(Task description) In the material below, identify each line bearing the word "nApproach". Reproduce those lines.

---- The records

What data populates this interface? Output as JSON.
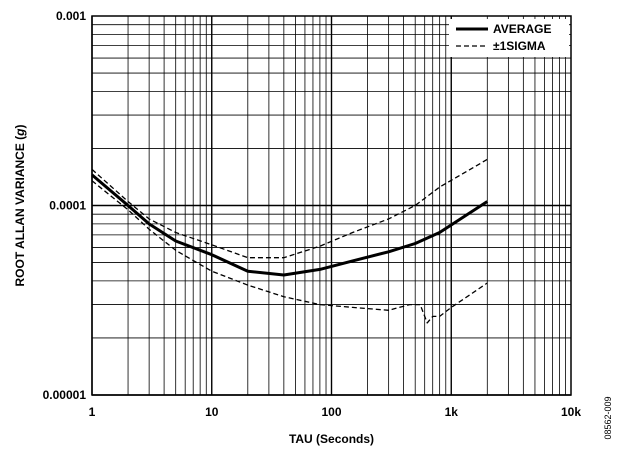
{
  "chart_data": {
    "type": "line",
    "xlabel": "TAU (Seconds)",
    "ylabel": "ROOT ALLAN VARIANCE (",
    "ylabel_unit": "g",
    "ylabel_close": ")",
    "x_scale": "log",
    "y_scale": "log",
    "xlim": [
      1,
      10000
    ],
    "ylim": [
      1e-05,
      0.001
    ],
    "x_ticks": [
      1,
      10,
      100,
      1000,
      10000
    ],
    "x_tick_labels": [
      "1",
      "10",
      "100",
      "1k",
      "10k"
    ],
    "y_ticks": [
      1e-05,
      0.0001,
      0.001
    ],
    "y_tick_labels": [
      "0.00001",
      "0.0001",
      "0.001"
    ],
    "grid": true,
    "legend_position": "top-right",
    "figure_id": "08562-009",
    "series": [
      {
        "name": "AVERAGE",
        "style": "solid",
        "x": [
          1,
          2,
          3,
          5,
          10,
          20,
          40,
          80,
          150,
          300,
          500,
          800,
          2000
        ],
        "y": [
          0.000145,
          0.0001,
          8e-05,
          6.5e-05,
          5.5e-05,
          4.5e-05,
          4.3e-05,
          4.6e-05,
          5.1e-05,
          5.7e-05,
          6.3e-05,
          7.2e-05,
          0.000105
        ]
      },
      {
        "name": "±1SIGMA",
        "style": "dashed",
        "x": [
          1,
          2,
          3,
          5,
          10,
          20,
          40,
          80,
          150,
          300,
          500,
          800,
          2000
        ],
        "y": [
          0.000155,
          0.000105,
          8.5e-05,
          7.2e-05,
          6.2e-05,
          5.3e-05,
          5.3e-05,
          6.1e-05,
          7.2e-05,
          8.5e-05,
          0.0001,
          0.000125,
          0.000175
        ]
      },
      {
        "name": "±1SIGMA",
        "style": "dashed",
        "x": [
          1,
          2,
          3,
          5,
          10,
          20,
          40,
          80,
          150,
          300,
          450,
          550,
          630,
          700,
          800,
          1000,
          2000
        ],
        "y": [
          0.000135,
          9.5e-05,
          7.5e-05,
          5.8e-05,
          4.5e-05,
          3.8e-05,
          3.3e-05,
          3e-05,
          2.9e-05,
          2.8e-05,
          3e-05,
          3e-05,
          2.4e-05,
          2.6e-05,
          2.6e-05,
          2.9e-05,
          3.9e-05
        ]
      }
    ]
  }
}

--------
---- The records

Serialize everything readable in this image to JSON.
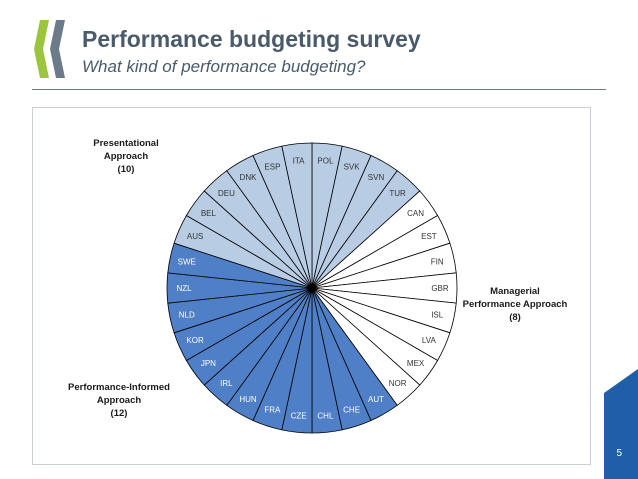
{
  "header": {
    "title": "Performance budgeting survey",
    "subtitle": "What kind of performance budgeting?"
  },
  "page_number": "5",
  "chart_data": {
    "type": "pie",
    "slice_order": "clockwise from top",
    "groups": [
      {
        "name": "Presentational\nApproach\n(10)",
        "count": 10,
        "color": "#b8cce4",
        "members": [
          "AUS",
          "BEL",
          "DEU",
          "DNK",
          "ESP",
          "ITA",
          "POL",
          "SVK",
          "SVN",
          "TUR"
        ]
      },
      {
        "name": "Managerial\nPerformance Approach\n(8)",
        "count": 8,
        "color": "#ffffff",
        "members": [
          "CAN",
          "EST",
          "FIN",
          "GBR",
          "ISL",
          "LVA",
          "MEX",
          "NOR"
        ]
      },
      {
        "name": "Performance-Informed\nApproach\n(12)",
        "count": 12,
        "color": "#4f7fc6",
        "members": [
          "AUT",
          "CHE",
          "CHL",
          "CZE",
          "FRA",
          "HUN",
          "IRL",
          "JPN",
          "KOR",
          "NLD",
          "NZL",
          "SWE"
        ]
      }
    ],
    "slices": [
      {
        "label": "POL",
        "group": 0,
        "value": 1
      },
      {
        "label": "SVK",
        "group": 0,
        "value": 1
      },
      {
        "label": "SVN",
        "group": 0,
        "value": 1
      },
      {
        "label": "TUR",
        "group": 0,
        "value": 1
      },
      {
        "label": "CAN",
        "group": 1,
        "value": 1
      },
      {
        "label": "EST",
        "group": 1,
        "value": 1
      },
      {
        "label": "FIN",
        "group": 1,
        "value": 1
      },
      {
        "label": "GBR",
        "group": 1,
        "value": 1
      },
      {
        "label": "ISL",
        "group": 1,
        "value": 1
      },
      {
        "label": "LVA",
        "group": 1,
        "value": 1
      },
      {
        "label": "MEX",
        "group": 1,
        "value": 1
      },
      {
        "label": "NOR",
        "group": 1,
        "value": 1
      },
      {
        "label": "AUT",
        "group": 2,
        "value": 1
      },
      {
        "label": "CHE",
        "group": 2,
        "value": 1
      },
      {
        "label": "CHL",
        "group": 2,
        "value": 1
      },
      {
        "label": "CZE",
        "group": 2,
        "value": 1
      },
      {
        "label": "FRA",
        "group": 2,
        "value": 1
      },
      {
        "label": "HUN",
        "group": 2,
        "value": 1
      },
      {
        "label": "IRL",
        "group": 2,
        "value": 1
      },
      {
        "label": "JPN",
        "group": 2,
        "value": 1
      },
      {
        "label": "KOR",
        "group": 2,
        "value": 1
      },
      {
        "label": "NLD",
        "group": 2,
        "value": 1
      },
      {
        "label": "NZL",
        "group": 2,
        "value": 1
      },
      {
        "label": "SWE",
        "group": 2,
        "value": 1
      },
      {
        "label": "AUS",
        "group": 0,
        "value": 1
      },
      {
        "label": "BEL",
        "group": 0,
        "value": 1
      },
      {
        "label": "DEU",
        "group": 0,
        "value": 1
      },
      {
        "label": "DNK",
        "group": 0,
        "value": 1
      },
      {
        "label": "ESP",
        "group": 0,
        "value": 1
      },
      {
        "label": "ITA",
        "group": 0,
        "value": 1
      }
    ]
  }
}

--------

(Output of the exercise)
        "name": "Presentational\nApproach\n(10)",
        "name": "Performance-Informed\nApproach\n(12)",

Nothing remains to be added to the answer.